(Items listed in a dataset)
Start of Block
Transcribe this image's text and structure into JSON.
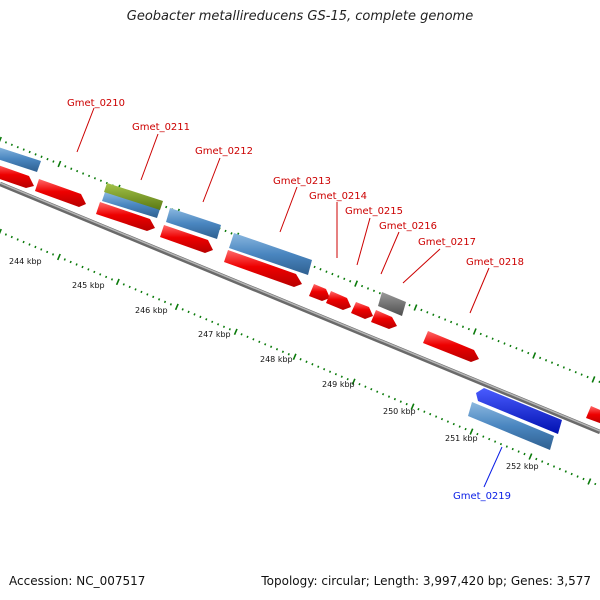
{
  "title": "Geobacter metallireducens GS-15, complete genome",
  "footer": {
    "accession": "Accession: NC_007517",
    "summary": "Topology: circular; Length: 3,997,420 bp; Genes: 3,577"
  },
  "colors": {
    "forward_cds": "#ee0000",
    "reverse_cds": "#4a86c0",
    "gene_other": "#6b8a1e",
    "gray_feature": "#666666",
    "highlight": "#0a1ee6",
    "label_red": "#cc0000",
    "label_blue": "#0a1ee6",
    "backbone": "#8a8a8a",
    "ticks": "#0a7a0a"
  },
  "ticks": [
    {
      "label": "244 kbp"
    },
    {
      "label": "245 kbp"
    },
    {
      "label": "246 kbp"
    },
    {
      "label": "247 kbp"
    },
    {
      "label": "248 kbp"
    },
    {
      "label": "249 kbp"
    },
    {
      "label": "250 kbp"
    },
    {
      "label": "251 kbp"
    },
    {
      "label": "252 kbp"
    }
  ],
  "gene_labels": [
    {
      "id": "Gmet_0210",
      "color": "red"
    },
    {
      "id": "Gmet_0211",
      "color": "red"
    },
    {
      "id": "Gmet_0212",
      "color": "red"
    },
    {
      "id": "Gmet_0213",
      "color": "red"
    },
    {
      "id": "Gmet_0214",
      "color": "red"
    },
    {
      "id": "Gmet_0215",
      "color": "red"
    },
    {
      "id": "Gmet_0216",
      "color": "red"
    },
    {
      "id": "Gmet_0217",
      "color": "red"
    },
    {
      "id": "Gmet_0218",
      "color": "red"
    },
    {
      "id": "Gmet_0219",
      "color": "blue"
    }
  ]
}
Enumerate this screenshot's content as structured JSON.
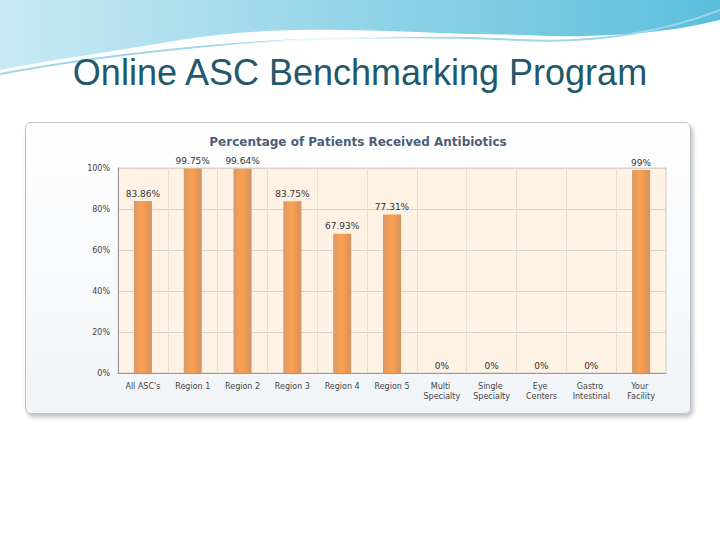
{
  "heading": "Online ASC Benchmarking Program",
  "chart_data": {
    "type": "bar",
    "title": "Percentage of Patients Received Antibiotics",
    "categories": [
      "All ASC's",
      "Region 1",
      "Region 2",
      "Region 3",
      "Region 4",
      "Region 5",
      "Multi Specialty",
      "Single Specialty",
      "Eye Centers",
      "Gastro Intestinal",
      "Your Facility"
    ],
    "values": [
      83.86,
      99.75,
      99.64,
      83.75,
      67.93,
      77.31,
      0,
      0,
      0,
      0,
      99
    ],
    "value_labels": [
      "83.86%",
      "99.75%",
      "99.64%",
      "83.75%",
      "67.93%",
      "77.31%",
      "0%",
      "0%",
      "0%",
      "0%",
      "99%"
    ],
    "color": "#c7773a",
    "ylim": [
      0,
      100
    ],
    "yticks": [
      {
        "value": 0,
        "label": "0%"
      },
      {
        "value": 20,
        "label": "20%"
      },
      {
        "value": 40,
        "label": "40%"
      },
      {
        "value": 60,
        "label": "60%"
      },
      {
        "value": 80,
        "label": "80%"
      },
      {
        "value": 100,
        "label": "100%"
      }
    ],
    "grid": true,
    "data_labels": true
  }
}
End of Block
In the records above, find each line with the string "this" and list it.

◆ Output:
Transcribe this image's text and structure into JSON.
Enumerate this screenshot's content as structured JSON.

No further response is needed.